Given information:
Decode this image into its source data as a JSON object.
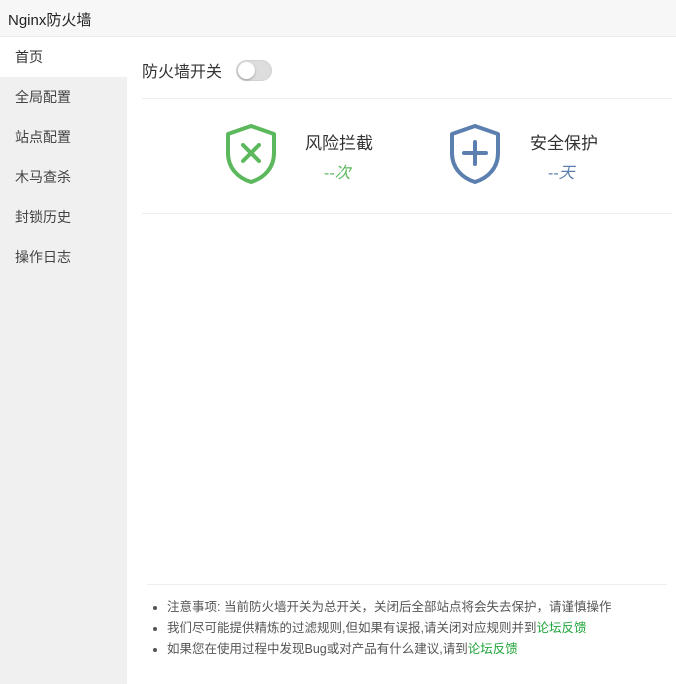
{
  "window": {
    "title": "Nginx防火墙"
  },
  "sidebar": {
    "items": [
      {
        "label": "首页",
        "active": true
      },
      {
        "label": "全局配置"
      },
      {
        "label": "站点配置"
      },
      {
        "label": "木马查杀"
      },
      {
        "label": "封锁历史"
      },
      {
        "label": "操作日志"
      }
    ]
  },
  "main": {
    "switch": {
      "label": "防火墙开关",
      "state": "off"
    },
    "stats": [
      {
        "label": "风险拦截",
        "value": "--",
        "unit": "次",
        "icon": "shield-x-icon",
        "color": "#5cb85c"
      },
      {
        "label": "安全保护",
        "value": "--",
        "unit": "天",
        "icon": "shield-plus-icon",
        "color": "#5b7faf"
      }
    ],
    "notes": [
      {
        "text": "注意事项: 当前防火墙开关为总开关，关闭后全部站点将会失去保护，请谨慎操作"
      },
      {
        "text": "我们尽可能提供精炼的过滤规则,但如果有误报,请关闭对应规则并到",
        "link": "论坛反馈"
      },
      {
        "text": "如果您在使用过程中发现Bug或对产品有什么建议,请到",
        "link": "论坛反馈"
      }
    ]
  }
}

Task brief: Quote the data exactly, leaving every image out of the copy.

The output:
Decode this image into its source data as a JSON object.
{
  "window": {
    "title": "Nginx防火墙"
  },
  "sidebar": {
    "items": [
      {
        "label": "首页",
        "active": true
      },
      {
        "label": "全局配置"
      },
      {
        "label": "站点配置"
      },
      {
        "label": "木马查杀"
      },
      {
        "label": "封锁历史"
      },
      {
        "label": "操作日志"
      }
    ]
  },
  "main": {
    "switch": {
      "label": "防火墙开关",
      "state": "off"
    },
    "stats": [
      {
        "label": "风险拦截",
        "value": "--",
        "unit": "次",
        "icon": "shield-x-icon",
        "color": "#5cb85c"
      },
      {
        "label": "安全保护",
        "value": "--",
        "unit": "天",
        "icon": "shield-plus-icon",
        "color": "#5b7faf"
      }
    ],
    "notes": [
      {
        "text": "注意事项: 当前防火墙开关为总开关，关闭后全部站点将会失去保护，请谨慎操作"
      },
      {
        "text": "我们尽可能提供精炼的过滤规则,但如果有误报,请关闭对应规则并到",
        "link": "论坛反馈"
      },
      {
        "text": "如果您在使用过程中发现Bug或对产品有什么建议,请到",
        "link": "论坛反馈"
      }
    ]
  }
}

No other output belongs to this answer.